# Projector Lights



## mlinarz (Aug 2, 2002)

So, I've read through most of the projector light threads. Appears that the majority of the forum are not happy with them because of:
1. They are made out of platic 
2. The don't focus the light very well 
3. Difficult to install correctly: Aim, wiring, etc. 
4. Grill doesn't fit correctly 

The other choice is the crystal headlamps. Our current car, 98 200, already has crystals, however, not real happy with the inside curved look of the glass and how it butts up agains the grill.

Thinking about replacing the grill with a 97 or older, and getting the crystal headlamps that don't curve in. 

Any other suggestions?


----------



## sethwas (Apr 30, 2002)

Get some projectors/halos that someone isn't happy with for the above reasons and then either
1) remove the OEM grille mounts or 
2) remove the grill mounts from the aftermarket headlamp
then add HID to the 'hole' in the projector. Won't be dissapointed with that.

Seth


----------



## 1CLNB14 (Apr 30, 2002)

I'm happy with mine...


----------



## JayL1967 (Apr 30, 2002)

1CLNB14 said:


> *I'm happy with mine... *


 me too


----------



## Lucino200sx (Apr 30, 2002)

I'm not. 
they are:
1. light up only a few feet infront of the car
2. aims are all wrong, after trying to adjust, the right one is broken.. ?
3. my high beam doesn't work after a year
4. hard as hell to replace the bulb because the holes

Don't get it. Stick to your stock.


----------



## 1CLNB14 (Apr 30, 2002)

I have none of those issues...


----------



## 96sentra (Apr 9, 2003)

hey 1clnb14, did u get yours off ebay, if not where?


----------



## FatBoy4 (May 12, 2002)

*HALOs not PROJECTORS*

I ahve had projectors and halos
I was not happy with the halso so I kinda had to put my prohectors back on..
u cant find REAL projectors any more...
I say projectors rule 
I dont like the beam of halso


----------



## wickedsr20 (Aug 8, 2002)

Have had no issues with my lights. Of course, I didn't use that bulky harness that came with the lights either, but no problems at all so far.

-=-=-=-=-

## Your task
List every distinct username that posts in the projector lights thread above, in the order each first appears.

## Supplied data
-=-=-=-=-

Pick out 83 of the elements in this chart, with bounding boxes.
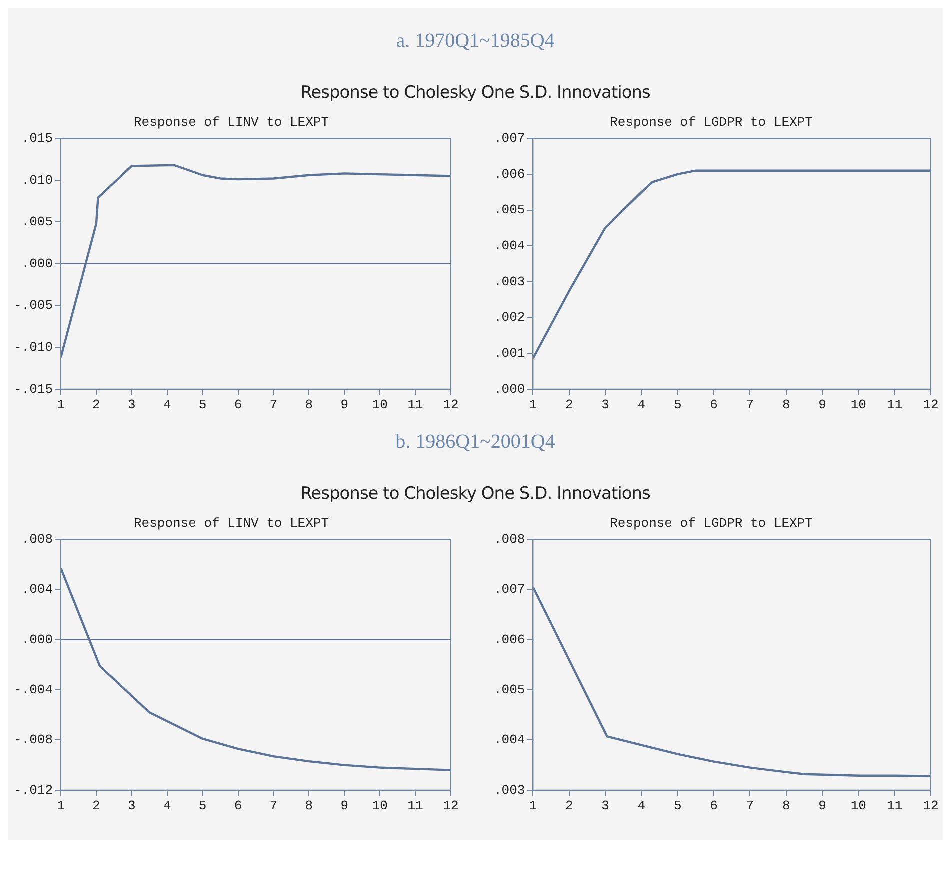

-=-=-=-=-

## Correct answer
mlinarz, sethwas, 1CLNB14, JayL1967, Lucino200sx, 96sentra, FatBoy4, wickedsr20